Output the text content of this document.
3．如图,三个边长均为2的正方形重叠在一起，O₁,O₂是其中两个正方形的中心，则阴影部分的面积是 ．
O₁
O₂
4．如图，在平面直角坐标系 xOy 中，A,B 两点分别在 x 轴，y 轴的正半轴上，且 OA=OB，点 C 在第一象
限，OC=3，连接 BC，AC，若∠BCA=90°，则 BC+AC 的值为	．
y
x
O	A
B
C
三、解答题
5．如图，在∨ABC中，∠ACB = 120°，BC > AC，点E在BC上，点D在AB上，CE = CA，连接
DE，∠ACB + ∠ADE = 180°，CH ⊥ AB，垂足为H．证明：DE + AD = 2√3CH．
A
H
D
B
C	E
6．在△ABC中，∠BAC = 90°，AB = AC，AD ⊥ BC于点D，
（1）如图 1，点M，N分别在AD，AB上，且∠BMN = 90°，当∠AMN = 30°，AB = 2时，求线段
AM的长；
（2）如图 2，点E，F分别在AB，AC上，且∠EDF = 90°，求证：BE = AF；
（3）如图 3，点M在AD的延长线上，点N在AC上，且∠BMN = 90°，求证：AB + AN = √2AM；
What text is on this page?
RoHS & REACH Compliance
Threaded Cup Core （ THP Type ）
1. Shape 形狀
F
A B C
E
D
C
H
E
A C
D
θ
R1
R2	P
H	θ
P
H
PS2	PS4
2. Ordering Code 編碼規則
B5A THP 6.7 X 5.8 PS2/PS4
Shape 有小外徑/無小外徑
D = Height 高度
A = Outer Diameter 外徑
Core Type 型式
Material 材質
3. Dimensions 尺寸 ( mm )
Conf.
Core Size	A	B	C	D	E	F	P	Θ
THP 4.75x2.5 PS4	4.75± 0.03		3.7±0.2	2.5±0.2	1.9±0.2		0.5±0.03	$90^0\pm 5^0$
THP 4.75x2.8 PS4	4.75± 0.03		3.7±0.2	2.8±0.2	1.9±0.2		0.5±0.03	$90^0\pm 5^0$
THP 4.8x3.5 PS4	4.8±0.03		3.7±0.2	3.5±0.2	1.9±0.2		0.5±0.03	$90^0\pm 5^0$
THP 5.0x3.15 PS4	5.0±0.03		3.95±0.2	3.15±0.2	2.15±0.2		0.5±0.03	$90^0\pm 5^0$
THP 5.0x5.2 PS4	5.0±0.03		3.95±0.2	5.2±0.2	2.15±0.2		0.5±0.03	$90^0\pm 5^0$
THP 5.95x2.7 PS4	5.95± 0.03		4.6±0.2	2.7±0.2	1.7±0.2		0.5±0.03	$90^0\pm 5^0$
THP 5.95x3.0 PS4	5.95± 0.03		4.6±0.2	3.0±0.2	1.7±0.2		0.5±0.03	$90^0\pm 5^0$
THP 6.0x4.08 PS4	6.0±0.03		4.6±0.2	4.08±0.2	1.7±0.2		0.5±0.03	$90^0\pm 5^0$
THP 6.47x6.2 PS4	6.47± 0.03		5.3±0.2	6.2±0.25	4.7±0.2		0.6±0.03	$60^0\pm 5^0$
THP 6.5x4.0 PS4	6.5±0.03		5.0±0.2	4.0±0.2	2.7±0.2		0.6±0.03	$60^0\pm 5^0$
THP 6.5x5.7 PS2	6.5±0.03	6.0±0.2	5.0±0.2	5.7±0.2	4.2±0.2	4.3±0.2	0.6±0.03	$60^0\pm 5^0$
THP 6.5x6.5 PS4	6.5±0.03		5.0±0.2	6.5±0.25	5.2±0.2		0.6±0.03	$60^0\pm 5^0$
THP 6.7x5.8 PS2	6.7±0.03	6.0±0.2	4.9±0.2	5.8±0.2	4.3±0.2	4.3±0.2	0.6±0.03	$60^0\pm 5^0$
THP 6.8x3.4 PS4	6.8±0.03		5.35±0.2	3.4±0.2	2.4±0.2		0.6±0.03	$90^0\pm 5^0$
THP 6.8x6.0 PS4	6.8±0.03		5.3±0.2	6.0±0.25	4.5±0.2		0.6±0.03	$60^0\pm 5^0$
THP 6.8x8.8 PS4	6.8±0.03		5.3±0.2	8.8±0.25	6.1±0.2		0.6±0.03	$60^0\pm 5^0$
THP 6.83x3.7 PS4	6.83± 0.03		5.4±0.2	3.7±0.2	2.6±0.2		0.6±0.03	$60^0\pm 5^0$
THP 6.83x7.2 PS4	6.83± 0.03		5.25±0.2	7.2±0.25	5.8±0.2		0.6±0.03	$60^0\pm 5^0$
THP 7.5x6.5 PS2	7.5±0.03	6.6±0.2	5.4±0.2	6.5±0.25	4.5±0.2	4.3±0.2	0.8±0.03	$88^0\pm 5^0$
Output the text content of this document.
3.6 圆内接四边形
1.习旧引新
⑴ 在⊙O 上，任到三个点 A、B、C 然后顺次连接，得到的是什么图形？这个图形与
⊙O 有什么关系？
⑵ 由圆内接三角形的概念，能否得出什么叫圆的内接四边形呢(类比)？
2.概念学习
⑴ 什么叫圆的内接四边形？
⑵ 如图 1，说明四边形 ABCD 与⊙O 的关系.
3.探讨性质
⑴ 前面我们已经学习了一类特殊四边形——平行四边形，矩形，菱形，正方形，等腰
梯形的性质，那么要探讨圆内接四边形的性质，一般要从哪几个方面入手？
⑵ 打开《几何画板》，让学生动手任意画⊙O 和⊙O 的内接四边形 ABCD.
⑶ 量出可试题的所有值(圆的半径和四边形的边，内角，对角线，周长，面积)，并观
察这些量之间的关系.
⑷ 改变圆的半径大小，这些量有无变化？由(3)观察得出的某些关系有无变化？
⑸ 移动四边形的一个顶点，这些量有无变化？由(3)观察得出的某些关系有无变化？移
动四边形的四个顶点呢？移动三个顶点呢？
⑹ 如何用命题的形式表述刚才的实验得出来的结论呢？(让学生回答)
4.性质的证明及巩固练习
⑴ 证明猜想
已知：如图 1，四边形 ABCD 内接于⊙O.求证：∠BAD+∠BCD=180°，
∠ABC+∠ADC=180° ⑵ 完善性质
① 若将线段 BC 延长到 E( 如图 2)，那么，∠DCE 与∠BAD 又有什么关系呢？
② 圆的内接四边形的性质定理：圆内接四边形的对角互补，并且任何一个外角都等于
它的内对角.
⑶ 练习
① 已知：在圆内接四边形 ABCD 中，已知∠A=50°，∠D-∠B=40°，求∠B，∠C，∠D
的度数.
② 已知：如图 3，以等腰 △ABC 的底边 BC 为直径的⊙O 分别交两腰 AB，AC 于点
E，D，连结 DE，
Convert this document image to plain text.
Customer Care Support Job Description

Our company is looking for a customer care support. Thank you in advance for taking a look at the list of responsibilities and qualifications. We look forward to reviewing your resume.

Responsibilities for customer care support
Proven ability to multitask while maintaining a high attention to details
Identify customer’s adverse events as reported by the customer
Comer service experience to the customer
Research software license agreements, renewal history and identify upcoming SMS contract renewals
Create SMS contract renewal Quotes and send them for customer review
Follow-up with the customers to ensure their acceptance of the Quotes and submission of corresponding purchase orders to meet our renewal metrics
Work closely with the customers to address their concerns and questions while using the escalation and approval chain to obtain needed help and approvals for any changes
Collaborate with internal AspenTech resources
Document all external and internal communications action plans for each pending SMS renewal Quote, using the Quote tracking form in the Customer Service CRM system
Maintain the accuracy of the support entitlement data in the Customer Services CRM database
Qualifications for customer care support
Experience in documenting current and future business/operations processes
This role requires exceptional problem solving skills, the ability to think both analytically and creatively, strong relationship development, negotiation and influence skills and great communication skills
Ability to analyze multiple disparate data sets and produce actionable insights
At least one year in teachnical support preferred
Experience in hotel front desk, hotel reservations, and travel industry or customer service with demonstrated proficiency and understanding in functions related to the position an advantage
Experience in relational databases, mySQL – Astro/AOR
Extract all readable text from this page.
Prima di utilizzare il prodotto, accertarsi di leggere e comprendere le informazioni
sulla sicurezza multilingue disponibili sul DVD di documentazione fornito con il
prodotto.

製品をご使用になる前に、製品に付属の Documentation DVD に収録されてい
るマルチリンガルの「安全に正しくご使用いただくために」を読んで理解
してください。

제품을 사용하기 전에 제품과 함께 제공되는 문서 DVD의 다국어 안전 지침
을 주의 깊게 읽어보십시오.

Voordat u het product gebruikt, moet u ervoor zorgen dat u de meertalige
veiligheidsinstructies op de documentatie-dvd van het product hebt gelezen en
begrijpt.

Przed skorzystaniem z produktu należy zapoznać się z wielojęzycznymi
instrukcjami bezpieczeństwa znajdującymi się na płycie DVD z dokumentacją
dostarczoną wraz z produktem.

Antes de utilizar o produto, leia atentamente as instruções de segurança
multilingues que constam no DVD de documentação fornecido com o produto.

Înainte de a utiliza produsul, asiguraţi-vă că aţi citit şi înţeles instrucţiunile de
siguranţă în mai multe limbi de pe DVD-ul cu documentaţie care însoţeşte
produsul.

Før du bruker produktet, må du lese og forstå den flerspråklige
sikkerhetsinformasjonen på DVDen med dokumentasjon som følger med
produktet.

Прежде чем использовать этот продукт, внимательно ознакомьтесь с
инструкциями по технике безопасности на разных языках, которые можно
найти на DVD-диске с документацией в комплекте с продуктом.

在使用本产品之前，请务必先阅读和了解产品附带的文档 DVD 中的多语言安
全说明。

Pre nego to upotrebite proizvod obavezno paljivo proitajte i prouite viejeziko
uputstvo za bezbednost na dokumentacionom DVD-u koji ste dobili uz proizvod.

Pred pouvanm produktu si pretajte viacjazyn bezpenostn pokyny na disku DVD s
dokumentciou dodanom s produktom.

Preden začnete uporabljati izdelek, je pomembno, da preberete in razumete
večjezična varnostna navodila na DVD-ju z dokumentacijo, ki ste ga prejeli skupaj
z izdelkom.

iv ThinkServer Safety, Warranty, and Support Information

────────────────────

### [Instruction]
Look through the records and count each line that holds "page". Write only the total.

### [Task answer]
2